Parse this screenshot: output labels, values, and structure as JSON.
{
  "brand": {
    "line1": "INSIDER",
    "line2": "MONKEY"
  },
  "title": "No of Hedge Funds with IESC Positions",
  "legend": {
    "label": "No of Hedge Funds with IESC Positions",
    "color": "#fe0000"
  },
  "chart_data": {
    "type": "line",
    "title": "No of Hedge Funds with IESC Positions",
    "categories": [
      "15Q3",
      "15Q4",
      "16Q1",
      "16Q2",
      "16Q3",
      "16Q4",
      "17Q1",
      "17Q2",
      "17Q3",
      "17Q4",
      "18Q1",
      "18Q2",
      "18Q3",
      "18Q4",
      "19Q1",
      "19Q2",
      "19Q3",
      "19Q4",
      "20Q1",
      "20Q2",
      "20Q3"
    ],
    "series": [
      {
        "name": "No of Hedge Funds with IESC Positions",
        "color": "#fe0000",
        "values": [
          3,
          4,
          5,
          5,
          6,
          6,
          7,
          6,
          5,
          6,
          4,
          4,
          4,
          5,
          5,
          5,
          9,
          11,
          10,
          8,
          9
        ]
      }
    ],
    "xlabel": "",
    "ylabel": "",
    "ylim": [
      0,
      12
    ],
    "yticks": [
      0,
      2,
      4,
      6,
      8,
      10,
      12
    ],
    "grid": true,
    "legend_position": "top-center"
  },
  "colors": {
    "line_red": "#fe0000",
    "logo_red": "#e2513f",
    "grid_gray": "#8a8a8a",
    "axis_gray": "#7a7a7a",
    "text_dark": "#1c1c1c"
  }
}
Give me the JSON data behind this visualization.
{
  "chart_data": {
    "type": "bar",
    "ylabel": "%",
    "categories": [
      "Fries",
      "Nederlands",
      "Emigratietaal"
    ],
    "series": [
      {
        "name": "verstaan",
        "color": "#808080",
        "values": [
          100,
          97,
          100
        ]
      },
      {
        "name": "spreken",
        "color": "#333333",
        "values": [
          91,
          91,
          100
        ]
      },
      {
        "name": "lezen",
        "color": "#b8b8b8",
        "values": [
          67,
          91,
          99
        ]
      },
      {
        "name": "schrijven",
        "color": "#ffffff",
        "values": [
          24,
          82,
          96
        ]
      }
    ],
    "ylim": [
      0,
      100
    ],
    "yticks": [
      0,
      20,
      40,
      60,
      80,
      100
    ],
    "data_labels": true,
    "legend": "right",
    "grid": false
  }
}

· · ·

Task to complete:
Send back all of the entries exactly, with nothing missing.

Reply:
Parse this screenshot: output labels, values, and structure as JSON.
{
  "brand": {
    "line1": "INSIDER",
    "line2": "MONKEY"
  },
  "title": "No of Hedge Funds with IESC Positions",
  "legend": {
    "label": "No of Hedge Funds with IESC Positions",
    "color": "#fe0000"
  },
  "chart_data": {
    "type": "line",
    "title": "No of Hedge Funds with IESC Positions",
    "categories": [
      "15Q3",
      "15Q4",
      "16Q1",
      "16Q2",
      "16Q3",
      "16Q4",
      "17Q1",
      "17Q2",
      "17Q3",
      "17Q4",
      "18Q1",
      "18Q2",
      "18Q3",
      "18Q4",
      "19Q1",
      "19Q2",
      "19Q3",
      "19Q4",
      "20Q1",
      "20Q2",
      "20Q3"
    ],
    "series": [
      {
        "name": "No of Hedge Funds with IESC Positions",
        "color": "#fe0000",
        "values": [
          3,
          4,
          5,
          5,
          6,
          6,
          7,
          6,
          5,
          6,
          4,
          4,
          4,
          5,
          5,
          5,
          9,
          11,
          10,
          8,
          9
        ]
      }
    ],
    "xlabel": "",
    "ylabel": "",
    "ylim": [
      0,
      12
    ],
    "yticks": [
      0,
      2,
      4,
      6,
      8,
      10,
      12
    ],
    "grid": true,
    "legend_position": "top-center"
  },
  "colors": {
    "line_red": "#fe0000",
    "logo_red": "#e2513f",
    "grid_gray": "#8a8a8a",
    "axis_gray": "#7a7a7a",
    "text_dark": "#1c1c1c"
  }
}
Give me the JSON data behind this visualization.
{
  "chart_data": {
    "type": "bar",
    "ylabel": "%",
    "categories": [
      "Fries",
      "Nederlands",
      "Emigratietaal"
    ],
    "series": [
      {
        "name": "verstaan",
        "color": "#808080",
        "values": [
          100,
          97,
          100
        ]
      },
      {
        "name": "spreken",
        "color": "#333333",
        "values": [
          91,
          91,
          100
        ]
      },
      {
        "name": "lezen",
        "color": "#b8b8b8",
        "values": [
          67,
          91,
          99
        ]
      },
      {
        "name": "schrijven",
        "color": "#ffffff",
        "values": [
          24,
          82,
          96
        ]
      }
    ],
    "ylim": [
      0,
      100
    ],
    "yticks": [
      0,
      20,
      40,
      60,
      80,
      100
    ],
    "data_labels": true,
    "legend": "right",
    "grid": false
  }
}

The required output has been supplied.